Repeat the records below exactly, leaving out every picture.

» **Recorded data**
_ _ _ _ _ _ _

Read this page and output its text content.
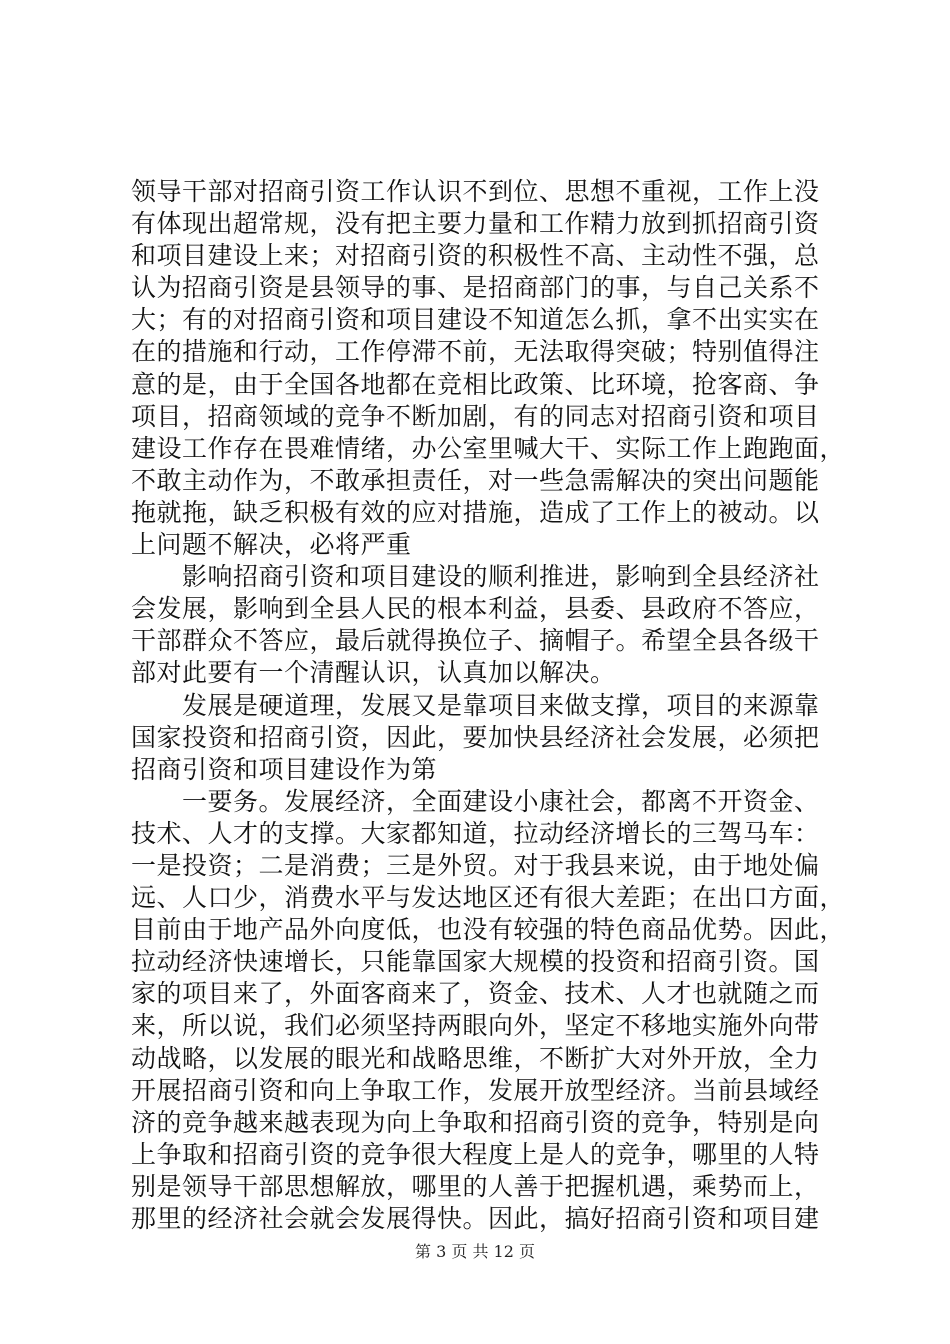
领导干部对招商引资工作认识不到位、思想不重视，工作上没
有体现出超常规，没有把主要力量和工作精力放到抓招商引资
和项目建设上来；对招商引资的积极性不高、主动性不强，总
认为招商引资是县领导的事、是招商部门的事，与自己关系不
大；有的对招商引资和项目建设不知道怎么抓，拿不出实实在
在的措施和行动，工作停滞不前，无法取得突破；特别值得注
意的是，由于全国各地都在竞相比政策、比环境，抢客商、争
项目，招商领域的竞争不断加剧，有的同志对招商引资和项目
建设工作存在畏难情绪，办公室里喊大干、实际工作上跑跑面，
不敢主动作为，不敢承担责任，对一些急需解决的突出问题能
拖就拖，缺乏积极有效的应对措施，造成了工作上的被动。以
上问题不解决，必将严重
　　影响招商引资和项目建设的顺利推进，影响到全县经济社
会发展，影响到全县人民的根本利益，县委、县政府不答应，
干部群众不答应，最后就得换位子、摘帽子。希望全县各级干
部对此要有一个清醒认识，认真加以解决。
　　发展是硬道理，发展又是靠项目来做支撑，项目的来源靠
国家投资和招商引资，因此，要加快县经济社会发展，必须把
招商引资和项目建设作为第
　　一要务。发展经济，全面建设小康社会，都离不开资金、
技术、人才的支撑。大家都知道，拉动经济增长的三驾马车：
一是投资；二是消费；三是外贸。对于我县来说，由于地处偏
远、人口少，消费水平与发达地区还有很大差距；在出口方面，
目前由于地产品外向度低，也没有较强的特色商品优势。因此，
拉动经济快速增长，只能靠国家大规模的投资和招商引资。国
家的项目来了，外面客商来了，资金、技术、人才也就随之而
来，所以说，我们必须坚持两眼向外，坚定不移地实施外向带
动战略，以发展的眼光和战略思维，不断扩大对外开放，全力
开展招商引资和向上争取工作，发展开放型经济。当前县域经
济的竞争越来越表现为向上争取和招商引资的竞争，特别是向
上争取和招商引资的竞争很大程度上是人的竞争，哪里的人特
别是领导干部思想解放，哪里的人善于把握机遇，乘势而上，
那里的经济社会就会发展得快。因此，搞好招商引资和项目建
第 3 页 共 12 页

_ _ _ _ _ _ _

» **OUTPUT**
Read this page and output its text content.
领导干部对招商引资工作认识不到位、思想不重视，工作上没
有体现出超常规，没有把主要力量和工作精力放到抓招商引资
和项目建设上来；对招商引资的积极性不高、主动性不强，总
认为招商引资是县领导的事、是招商部门的事，与自己关系不
大；有的对招商引资和项目建设不知道怎么抓，拿不出实实在
在的措施和行动，工作停滞不前，无法取得突破；特别值得注
意的是，由于全国各地都在竞相比政策、比环境，抢客商、争
项目，招商领域的竞争不断加剧，有的同志对招商引资和项目
建设工作存在畏难情绪，办公室里喊大干、实际工作上跑跑面，
不敢主动作为，不敢承担责任，对一些急需解决的突出问题能
拖就拖，缺乏积极有效的应对措施，造成了工作上的被动。以
上问题不解决，必将严重
　　影响招商引资和项目建设的顺利推进，影响到全县经济社
会发展，影响到全县人民的根本利益，县委、县政府不答应，
干部群众不答应，最后就得换位子、摘帽子。希望全县各级干
部对此要有一个清醒认识，认真加以解决。
　　发展是硬道理，发展又是靠项目来做支撑，项目的来源靠
国家投资和招商引资，因此，要加快县经济社会发展，必须把
招商引资和项目建设作为第
　　一要务。发展经济，全面建设小康社会，都离不开资金、
技术、人才的支撑。大家都知道，拉动经济增长的三驾马车：
一是投资；二是消费；三是外贸。对于我县来说，由于地处偏
远、人口少，消费水平与发达地区还有很大差距；在出口方面，
目前由于地产品外向度低，也没有较强的特色商品优势。因此，
拉动经济快速增长，只能靠国家大规模的投资和招商引资。国
家的项目来了，外面客商来了，资金、技术、人才也就随之而
来，所以说，我们必须坚持两眼向外，坚定不移地实施外向带
动战略，以发展的眼光和战略思维，不断扩大对外开放，全力
开展招商引资和向上争取工作，发展开放型经济。当前县域经
济的竞争越来越表现为向上争取和招商引资的竞争，特别是向
上争取和招商引资的竞争很大程度上是人的竞争，哪里的人特
别是领导干部思想解放，哪里的人善于把握机遇，乘势而上，
那里的经济社会就会发展得快。因此，搞好招商引资和项目建
第 3 页 共 12 页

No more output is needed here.